**PROBLEM DETAILS:**
Using the data below, gather each line that includes the word "residual".
━━ DATA LISTING
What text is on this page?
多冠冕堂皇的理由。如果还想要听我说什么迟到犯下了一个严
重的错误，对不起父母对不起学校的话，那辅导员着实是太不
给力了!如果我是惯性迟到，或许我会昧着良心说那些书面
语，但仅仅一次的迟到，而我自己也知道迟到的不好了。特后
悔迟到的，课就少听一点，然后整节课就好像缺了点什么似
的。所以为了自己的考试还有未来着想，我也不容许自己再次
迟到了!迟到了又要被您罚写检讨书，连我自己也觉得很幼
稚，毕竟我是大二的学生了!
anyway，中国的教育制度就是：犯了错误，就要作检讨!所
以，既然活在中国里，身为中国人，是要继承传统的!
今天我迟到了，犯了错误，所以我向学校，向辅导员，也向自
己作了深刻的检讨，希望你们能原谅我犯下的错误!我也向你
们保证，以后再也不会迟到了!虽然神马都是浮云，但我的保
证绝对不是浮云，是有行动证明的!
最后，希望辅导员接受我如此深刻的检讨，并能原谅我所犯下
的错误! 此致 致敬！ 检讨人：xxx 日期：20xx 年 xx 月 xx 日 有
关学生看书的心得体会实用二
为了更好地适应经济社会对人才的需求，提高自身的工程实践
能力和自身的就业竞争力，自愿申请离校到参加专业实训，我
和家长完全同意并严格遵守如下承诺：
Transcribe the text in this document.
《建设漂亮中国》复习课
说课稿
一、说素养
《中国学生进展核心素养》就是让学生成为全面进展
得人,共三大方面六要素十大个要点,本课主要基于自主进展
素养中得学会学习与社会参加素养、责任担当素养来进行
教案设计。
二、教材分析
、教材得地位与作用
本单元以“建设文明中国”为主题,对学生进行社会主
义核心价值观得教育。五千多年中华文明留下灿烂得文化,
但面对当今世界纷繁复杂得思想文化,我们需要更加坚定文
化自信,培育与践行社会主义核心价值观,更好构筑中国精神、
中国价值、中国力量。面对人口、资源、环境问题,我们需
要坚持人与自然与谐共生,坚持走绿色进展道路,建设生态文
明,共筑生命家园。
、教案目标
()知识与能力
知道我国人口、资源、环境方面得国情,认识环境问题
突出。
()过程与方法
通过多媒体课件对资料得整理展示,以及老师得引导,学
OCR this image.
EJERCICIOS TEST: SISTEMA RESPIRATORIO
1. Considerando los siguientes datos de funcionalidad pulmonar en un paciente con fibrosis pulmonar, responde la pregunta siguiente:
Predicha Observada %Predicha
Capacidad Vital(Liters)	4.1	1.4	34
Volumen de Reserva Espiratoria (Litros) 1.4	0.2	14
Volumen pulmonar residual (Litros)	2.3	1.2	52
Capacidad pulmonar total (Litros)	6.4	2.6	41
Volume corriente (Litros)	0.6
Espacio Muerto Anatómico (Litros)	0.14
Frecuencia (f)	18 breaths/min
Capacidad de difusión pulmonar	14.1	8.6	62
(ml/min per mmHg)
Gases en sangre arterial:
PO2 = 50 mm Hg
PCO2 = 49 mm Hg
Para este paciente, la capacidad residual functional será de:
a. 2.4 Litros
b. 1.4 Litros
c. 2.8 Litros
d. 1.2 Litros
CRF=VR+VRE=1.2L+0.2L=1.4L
━━━━
**SOLUTION TO THIS TASK:**
Volumen pulmonar residual (Litros)	2.3	1.2	52
Para este paciente, la capacidad residual functional será de:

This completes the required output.